Tasks and exercises:
(a) Rewrite the guide to assessing operational risk from "Darrell Jones III, from" up to and including "a few examples.", changing "red flag" to "warning sign".
(b) Carry on the guide to assessing operational risk from the point where it stops.

Selected extract:
- Opening Delimiter -

Do I need better security? A guide to assessing operational risk

With all the breaches and hacks going on around the world, businesses are asking themselves “Do I need to add extra security?” It’s a simple question, and the answer is “it depends”. In this post, we’ll look at a framework which will give us a much more useful answer. It’s an acronym called CRAFT, and it helps you gauge if and when you need to add a security product.

Darrell Jones III, from Instant2FA, introduced this in a post called “The Best Time to Integrate Two Factor Authentication”. If you want to hear it straight from the horse’s mouth, it’s well worth a read! This post draws heavily from his work.


There are five criteria which look at different reasons your business would want to prioritize some security spending.

Customer. If your customers have high security standards (think developers, journalists, financial / HR services, ecommerce shoppers), they’ll expect to see evidence of a strong security posture. It’s business-as-usual for them, and anything less is a red flag. Good password policies, 2FA, and/or account takeover detection, are just a few examples.

Regulation and Compliance. If you’re subject to standards like HIPAA, PCI DSS, ISO27001, you’ll absolutely have a need to spend on security products. If not – you can breathe a sigh of relief ;)

- Closing Delimiter -

Dataset excerpts:
- Opening Delimiter -

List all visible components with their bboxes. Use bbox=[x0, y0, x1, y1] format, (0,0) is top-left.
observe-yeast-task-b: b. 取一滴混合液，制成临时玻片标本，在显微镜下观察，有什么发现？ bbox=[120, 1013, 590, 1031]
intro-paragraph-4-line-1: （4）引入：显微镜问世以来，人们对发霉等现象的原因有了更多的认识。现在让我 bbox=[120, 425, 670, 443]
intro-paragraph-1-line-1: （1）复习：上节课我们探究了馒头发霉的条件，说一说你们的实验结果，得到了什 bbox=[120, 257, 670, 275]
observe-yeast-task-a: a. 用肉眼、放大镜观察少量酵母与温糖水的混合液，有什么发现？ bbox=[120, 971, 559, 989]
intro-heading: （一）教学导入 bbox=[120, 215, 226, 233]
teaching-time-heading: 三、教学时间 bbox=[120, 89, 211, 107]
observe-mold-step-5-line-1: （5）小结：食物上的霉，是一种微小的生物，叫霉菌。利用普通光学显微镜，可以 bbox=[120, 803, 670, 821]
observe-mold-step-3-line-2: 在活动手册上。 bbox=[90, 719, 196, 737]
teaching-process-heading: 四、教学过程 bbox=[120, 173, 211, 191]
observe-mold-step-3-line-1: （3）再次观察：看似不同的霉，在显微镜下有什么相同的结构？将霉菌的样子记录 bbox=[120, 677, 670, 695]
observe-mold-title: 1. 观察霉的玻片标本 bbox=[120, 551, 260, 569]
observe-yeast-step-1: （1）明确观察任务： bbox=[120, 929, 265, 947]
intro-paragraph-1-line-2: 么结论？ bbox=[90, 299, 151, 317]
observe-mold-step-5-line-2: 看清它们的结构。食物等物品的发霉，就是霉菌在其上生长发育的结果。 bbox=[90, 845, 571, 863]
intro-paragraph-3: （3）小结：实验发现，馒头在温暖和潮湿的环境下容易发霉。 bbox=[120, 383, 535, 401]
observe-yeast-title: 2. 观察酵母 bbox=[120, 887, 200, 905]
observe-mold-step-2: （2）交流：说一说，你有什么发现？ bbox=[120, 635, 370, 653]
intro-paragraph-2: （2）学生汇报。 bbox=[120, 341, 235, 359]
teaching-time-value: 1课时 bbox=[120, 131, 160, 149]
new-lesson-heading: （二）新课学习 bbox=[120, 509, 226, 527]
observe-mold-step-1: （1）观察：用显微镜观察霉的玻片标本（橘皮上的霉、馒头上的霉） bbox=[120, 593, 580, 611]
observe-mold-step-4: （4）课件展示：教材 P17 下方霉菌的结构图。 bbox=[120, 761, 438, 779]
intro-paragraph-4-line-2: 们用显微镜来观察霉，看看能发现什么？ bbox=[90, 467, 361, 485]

- Closing Delimiter -

Outputs for the tasks:
(a)
Darrell Jones III, from Instant2FA, introduced this in a post called “The Best Time to Integrate Two Factor Authentication”. If you want to hear it straight from the horse’s mouth, it’s well worth a read! This post draws heavily from his work.


There are five criteria which look at different reasons your business would want to prioritize some security spending.

Customer. If your customers have high security standards (think developers, journalists, financial / HR services, ecommerce shoppers), they’ll expect to see evidence of a strong security posture. It’s business-as-usual for them, and anything less is a warning sign. Good password policies, 2FA, and/or account takeover detection, are just a few examples.

(b)
Assets. If the data you store is of high value, you’ll need to protect it from theft or prying eyes. It’s not just documents like HR plans or sales forecasts though – consider if your users would be embarrassed / disadvantaged by your data coming to light. Think user profiles on Ashley Madision or AdultFriendFinder, both of whom have been breached. If your data is low value, then you face less risk if that data is compromised.

Fraud. Some businesses create platforms where spammers, trolls, identity thieves, and others have the possibility of creating havoc. Social networks, forums, ecommerce sites, customer support systems, etc. If this is you, you need to ensure that identities of your users are verified every time they interact with your system.

Transactions. If your business lets users transfer things of value (money, bitcoin, etc), or if the transactions themselves reveal sensitive information about who is interacting with who, then you have an elevated operational risk.

So do I need to add extra security?

Assessing each of those criteria can help you build a better idea of your operational risk. Every business is different and faces different risks. If you’re ticking some of those boxes, take a look at your current risk mitigation solutions. Do you need to add extra security? If you’re ticking a few boxes, start looking at what tools will mitigate your risk. Ticking all five? Get on top of this stat! If you’re a low-value target, then you could add security because it’s a sensible thing to do, but you don’t need to rush.